Select every line holding the word "name" and copy it.

━━━ Supplied data ━━━

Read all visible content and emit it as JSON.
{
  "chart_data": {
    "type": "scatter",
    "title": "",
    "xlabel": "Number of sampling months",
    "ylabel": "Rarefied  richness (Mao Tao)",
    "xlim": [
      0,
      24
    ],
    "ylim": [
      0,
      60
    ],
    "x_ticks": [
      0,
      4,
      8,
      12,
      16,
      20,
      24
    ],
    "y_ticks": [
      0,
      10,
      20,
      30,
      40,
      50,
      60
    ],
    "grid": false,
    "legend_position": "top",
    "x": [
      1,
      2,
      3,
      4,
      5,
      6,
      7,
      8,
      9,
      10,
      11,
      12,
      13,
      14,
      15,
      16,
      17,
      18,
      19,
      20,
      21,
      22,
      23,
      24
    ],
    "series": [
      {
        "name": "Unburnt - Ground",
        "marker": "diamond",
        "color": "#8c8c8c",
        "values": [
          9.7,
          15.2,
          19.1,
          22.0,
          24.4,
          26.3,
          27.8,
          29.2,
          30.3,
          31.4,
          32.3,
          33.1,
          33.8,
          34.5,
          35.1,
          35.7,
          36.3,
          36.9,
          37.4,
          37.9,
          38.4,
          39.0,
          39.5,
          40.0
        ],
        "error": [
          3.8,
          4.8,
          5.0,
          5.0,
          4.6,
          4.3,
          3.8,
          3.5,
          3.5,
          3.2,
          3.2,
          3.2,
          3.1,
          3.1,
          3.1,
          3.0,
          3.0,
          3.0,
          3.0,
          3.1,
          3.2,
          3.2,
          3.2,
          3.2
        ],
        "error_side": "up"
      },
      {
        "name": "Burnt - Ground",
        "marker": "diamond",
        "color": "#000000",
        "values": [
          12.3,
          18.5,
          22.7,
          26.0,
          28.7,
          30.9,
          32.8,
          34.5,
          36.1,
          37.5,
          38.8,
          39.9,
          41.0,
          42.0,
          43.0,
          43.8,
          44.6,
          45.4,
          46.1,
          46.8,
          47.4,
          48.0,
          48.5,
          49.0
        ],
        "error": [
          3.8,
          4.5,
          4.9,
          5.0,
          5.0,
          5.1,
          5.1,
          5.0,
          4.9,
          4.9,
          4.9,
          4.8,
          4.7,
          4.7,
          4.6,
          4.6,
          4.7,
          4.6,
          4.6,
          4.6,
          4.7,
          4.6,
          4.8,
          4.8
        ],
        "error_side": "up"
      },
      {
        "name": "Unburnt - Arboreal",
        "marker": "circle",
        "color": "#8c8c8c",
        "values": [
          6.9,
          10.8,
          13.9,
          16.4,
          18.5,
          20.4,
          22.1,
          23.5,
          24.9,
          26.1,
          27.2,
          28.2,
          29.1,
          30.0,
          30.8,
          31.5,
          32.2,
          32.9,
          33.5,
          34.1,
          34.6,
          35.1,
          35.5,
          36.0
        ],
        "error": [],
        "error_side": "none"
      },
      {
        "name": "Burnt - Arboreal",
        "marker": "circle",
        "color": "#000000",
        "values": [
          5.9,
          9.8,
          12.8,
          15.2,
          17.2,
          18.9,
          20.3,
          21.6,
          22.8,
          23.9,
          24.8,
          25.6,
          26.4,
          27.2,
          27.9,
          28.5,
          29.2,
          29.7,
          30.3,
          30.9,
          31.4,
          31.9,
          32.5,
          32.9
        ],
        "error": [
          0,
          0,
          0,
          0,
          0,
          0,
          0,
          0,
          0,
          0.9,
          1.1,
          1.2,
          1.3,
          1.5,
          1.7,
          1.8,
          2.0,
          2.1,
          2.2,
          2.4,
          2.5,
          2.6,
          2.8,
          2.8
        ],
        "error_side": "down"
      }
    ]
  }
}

━━━

> [Response to the task]:
        "name": "Unburnt - Ground",
        "name": "Burnt - Ground",
        "name": "Unburnt - Arboreal",
        "name": "Burnt - Arboreal",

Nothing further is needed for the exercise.